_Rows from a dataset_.

################

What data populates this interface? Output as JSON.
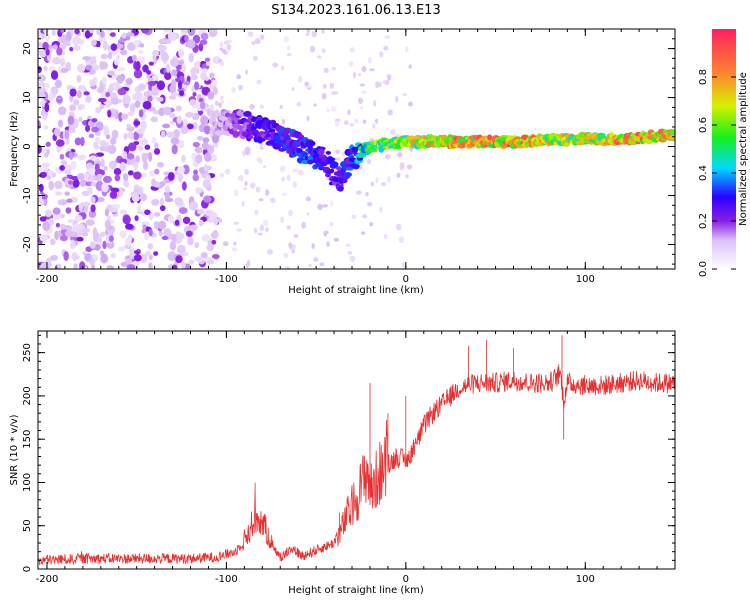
{
  "title": "S134.2023.161.06.13.E13",
  "chart_data": [
    {
      "type": "heatmap",
      "xlabel": "Height of straight line (km)",
      "ylabel": "Frequency (Hz)",
      "xlim": [
        -205,
        150
      ],
      "ylim": [
        -25,
        24
      ],
      "xticks": [
        -200,
        -100,
        0,
        100
      ],
      "xtick_labels": [
        "-200",
        "-100",
        "0",
        "100"
      ],
      "yticks": [
        -20,
        -10,
        0,
        10,
        20
      ],
      "ytick_labels": [
        "-20",
        "-10",
        "0",
        "10",
        "20"
      ],
      "colorbar": {
        "label": "Normalized spectral amplitude",
        "range": [
          0,
          1
        ],
        "ticks": [
          0.0,
          0.2,
          0.4,
          0.6,
          0.8
        ],
        "tick_labels": [
          "0.0",
          "0.2",
          "0.4",
          "0.6",
          "0.8"
        ],
        "colors": [
          "#ffffff",
          "#dcc0f7",
          "#8a1ee6",
          "#2a00ff",
          "#00d8ff",
          "#18f018",
          "#d8f000",
          "#ff2040"
        ]
      },
      "ridge": [
        {
          "x": -105,
          "f": 5,
          "a": 0.15
        },
        {
          "x": -95,
          "f": 5,
          "a": 0.2
        },
        {
          "x": -85,
          "f": 4,
          "a": 0.28
        },
        {
          "x": -75,
          "f": 3,
          "a": 0.3
        },
        {
          "x": -65,
          "f": 1,
          "a": 0.32
        },
        {
          "x": -55,
          "f": -1,
          "a": 0.35
        },
        {
          "x": -45,
          "f": -3,
          "a": 0.3
        },
        {
          "x": -37,
          "f": -7,
          "a": 0.3
        },
        {
          "x": -30,
          "f": -2,
          "a": 0.35
        },
        {
          "x": -20,
          "f": 0,
          "a": 0.6
        },
        {
          "x": 0,
          "f": 1,
          "a": 0.7
        },
        {
          "x": 25,
          "f": 1,
          "a": 0.85
        },
        {
          "x": 60,
          "f": 1,
          "a": 0.88
        },
        {
          "x": 100,
          "f": 1.5,
          "a": 0.7
        },
        {
          "x": 125,
          "f": 1.5,
          "a": 0.9
        },
        {
          "x": 150,
          "f": 2.5,
          "a": 0.8
        }
      ]
    },
    {
      "type": "line",
      "xlabel": "Height of straight line (km)",
      "ylabel": "SNR (10 * v/v)",
      "xlim": [
        -205,
        150
      ],
      "ylim": [
        0,
        275
      ],
      "xticks": [
        -200,
        -100,
        0,
        100
      ],
      "xtick_labels": [
        "-200",
        "-100",
        "0",
        "100"
      ],
      "yticks": [
        0,
        50,
        100,
        150,
        200,
        250
      ],
      "ytick_labels": [
        "0",
        "50",
        "100",
        "150",
        "200",
        "250"
      ],
      "color": "#e83030",
      "series": [
        {
          "name": "SNR",
          "x": [
            -205,
            -180,
            -150,
            -120,
            -105,
            -95,
            -88,
            -84,
            -80,
            -76,
            -70,
            -64,
            -58,
            -52,
            -46,
            -40,
            -36,
            -32,
            -28,
            -24,
            -22,
            -19,
            -15,
            -10,
            -5,
            0,
            5,
            10,
            15,
            20,
            25,
            30,
            40,
            50,
            60,
            70,
            80,
            86,
            88,
            90,
            100,
            110,
            120,
            130,
            140,
            150
          ],
          "y": [
            10,
            12,
            12,
            12,
            14,
            20,
            40,
            60,
            55,
            35,
            12,
            25,
            15,
            20,
            25,
            30,
            45,
            65,
            80,
            100,
            115,
            90,
            110,
            120,
            130,
            125,
            140,
            165,
            180,
            190,
            200,
            210,
            215,
            215,
            218,
            215,
            215,
            225,
            195,
            215,
            212,
            212,
            215,
            218,
            215,
            215
          ],
          "peaks": [
            {
              "x": -84,
              "y": 100
            },
            {
              "x": -37,
              "y": 65
            },
            {
              "x": -20,
              "y": 215
            },
            {
              "x": -10,
              "y": 180
            },
            {
              "x": 0,
              "y": 200
            },
            {
              "x": 35,
              "y": 258
            },
            {
              "x": 45,
              "y": 265
            },
            {
              "x": 60,
              "y": 255
            },
            {
              "x": 87,
              "y": 270
            },
            {
              "x": 88,
              "y": 150
            }
          ]
        }
      ]
    }
  ]
}
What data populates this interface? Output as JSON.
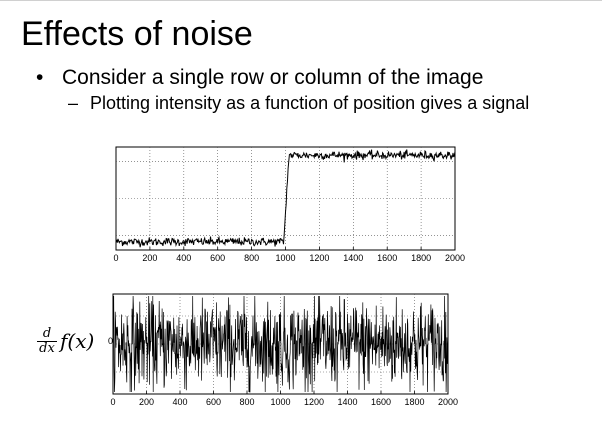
{
  "slide": {
    "title": "Effects of noise",
    "bullet1": {
      "marker": "•",
      "text": "Consider a single row or column of the image"
    },
    "bullet2": {
      "marker": "–",
      "text": "Plotting intensity as a function of position gives a signal"
    }
  },
  "derivative_label": {
    "numerator": "d",
    "denominator": "dx",
    "function": "f(x)"
  },
  "chart_data": [
    {
      "type": "line",
      "title": "",
      "xlabel": "",
      "ylabel": "",
      "xlim": [
        0,
        2000
      ],
      "xticks": [
        "0",
        "200",
        "400",
        "600",
        "800",
        "1000",
        "1200",
        "1400",
        "1600",
        "1800",
        "2000"
      ],
      "yticks": [],
      "grid": true,
      "description_values": {
        "low_level": 0.08,
        "high_level": 0.92,
        "step_start": 990,
        "step_end": 1020,
        "noise_amplitude": 0.02
      },
      "series": [
        {
          "x_start": 0,
          "x_end": 2000
        }
      ]
    },
    {
      "type": "line",
      "title": "",
      "xlabel": "",
      "ylabel": "",
      "xlim": [
        0,
        2000
      ],
      "xticks": [
        "0",
        "200",
        "400",
        "600",
        "800",
        "1000",
        "1200",
        "1400",
        "1600",
        "1800",
        "2000"
      ],
      "yticks": [
        "0"
      ],
      "grid": true,
      "description_values": {
        "center": 0,
        "noise_amplitude": 1
      },
      "series": [
        {
          "x_start": 0,
          "x_end": 2000
        }
      ]
    }
  ]
}
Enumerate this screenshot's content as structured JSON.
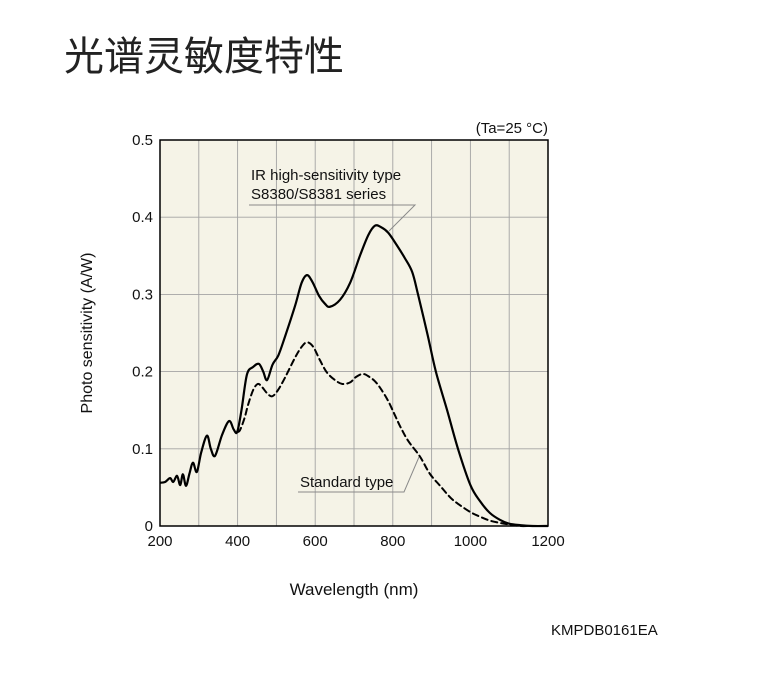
{
  "chart_data": {
    "type": "line",
    "title": "光谱灵敏度特性",
    "xlabel": "Wavelength (nm)",
    "ylabel": "Photo sensitivity (A/W)",
    "xlim": [
      200,
      1200
    ],
    "ylim": [
      0,
      0.5
    ],
    "x_ticks": [
      200,
      400,
      600,
      800,
      1000,
      1200
    ],
    "y_ticks": [
      0,
      0.1,
      0.2,
      0.3,
      0.4,
      0.5
    ],
    "x_grid_step": 100,
    "y_grid_step": 0.1,
    "grid": true,
    "condition": "(Ta=25 °C)",
    "series": [
      {
        "label_lines": [
          "IR high-sensitivity type",
          "S8380/S8381 series"
        ],
        "dashed": false,
        "x": [
          200,
          213,
          226,
          234,
          244,
          252,
          259,
          267,
          276,
          285,
          295,
          306,
          321,
          331,
          342,
          360,
          378,
          390,
          399,
          410,
          424,
          440,
          455,
          466,
          476,
          490,
          505,
          522,
          548,
          565,
          579,
          593,
          610,
          625,
          638,
          664,
          690,
          716,
          737,
          754,
          770,
          788,
          810,
          831,
          850,
          865,
          890,
          911,
          940,
          968,
          1000,
          1025,
          1050,
          1076,
          1100,
          1130,
          1160,
          1200
        ],
        "y": [
          0.056,
          0.057,
          0.062,
          0.057,
          0.065,
          0.053,
          0.067,
          0.052,
          0.068,
          0.082,
          0.07,
          0.095,
          0.117,
          0.1,
          0.091,
          0.118,
          0.136,
          0.125,
          0.122,
          0.15,
          0.196,
          0.206,
          0.21,
          0.2,
          0.189,
          0.209,
          0.221,
          0.245,
          0.285,
          0.315,
          0.325,
          0.316,
          0.298,
          0.288,
          0.284,
          0.293,
          0.315,
          0.351,
          0.377,
          0.389,
          0.387,
          0.38,
          0.364,
          0.347,
          0.329,
          0.3,
          0.247,
          0.2,
          0.15,
          0.1,
          0.053,
          0.032,
          0.017,
          0.008,
          0.003,
          0.001,
          0,
          0
        ]
      },
      {
        "label_lines": [
          "Standard type"
        ],
        "dashed": true,
        "x": [
          399,
          406,
          418,
          427,
          440,
          452,
          463,
          476,
          489,
          504,
          522,
          548,
          565,
          579,
          595,
          612,
          630,
          651,
          670,
          690,
          705,
          723,
          740,
          755,
          770,
          788,
          805,
          820,
          840,
          870,
          895,
          922,
          950,
          973,
          1000,
          1025,
          1050,
          1076,
          1100,
          1128,
          1150
        ],
        "y": [
          0.122,
          0.124,
          0.14,
          0.157,
          0.176,
          0.184,
          0.18,
          0.172,
          0.168,
          0.176,
          0.192,
          0.218,
          0.232,
          0.238,
          0.232,
          0.215,
          0.199,
          0.189,
          0.184,
          0.186,
          0.193,
          0.197,
          0.193,
          0.187,
          0.177,
          0.162,
          0.144,
          0.128,
          0.11,
          0.09,
          0.068,
          0.052,
          0.036,
          0.027,
          0.018,
          0.012,
          0.007,
          0.004,
          0.002,
          0,
          0
        ]
      }
    ]
  },
  "figure_code": "KMPDB0161EA",
  "colors": {
    "plot_background": "#f5f3e7",
    "line": "#000000",
    "grid": "#a3a3a3"
  }
}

################

_What is asked_.
Return all lines containing "text".

_Result for this task_.
      "text": "Consider a single row or column of the image"
      "text": "Plotting intensity as a function of position gives a signal"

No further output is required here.